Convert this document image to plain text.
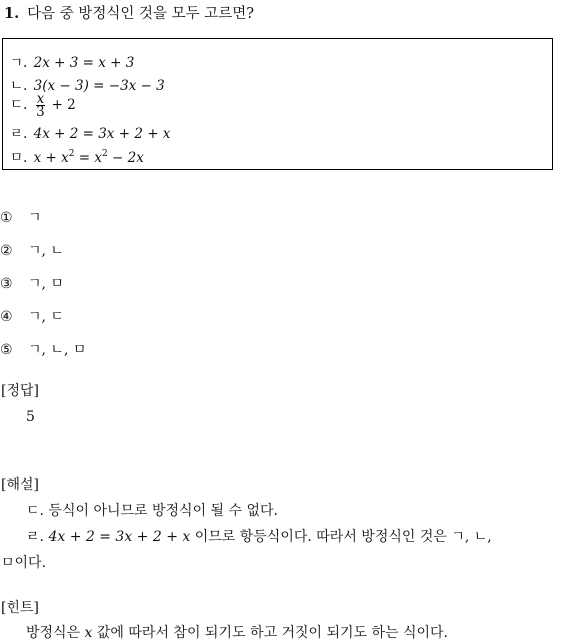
1. 다음 중 방정식인 것을 모두 고르면?
ㄱ. 2x + 3 = x + 3
ㄴ. 3(x − 3) = −3x − 3
ㄷ. $\frac{x}{3} + 2$
ㄹ. 4x + 2 = 3x + 2 + x
ㅁ. $x + x^2 = x^2 - 2x$
① ㄱ
② ㄱ, ㄴ
③ ㄱ, ㅁ
④ ㄱ, ㄷ
⑤ ㄱ, ㄴ, ㅁ
[정답]
5
[해설]
ㄷ. 등식이 아니므로 방정식이 될 수 없다.
ㄹ. 4x + 2 = 3x + 2 + x 이므로 항등식이다. 따라서 방정식인 것은 ㄱ, ㄴ,
ㅁ이다.
[힌트]
방정식은 x 값에 따라서 참이 되기도 하고 거짓이 되기도 하는 식이다.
________________
> _GOAL_
Each entry should be repeated exactly as it appears; the pictures stay out.

> _SOLUTION_
Convert this document image to plain text.
1. 다음 중 방정식인 것을 모두 고르면?
ㄱ. 2x + 3 = x + 3
ㄴ. 3(x − 3) = −3x − 3
ㄷ. $\frac{x}{3} + 2$
ㄹ. 4x + 2 = 3x + 2 + x
ㅁ. $x + x^2 = x^2 - 2x$
① ㄱ
② ㄱ, ㄴ
③ ㄱ, ㅁ
④ ㄱ, ㄷ
⑤ ㄱ, ㄴ, ㅁ
[정답]
5
[해설]
ㄷ. 등식이 아니므로 방정식이 될 수 없다.
ㄹ. 4x + 2 = 3x + 2 + x 이므로 항등식이다. 따라서 방정식인 것은 ㄱ, ㄴ,
ㅁ이다.
[힌트]
방정식은 x 값에 따라서 참이 되기도 하고 거짓이 되기도 하는 식이다.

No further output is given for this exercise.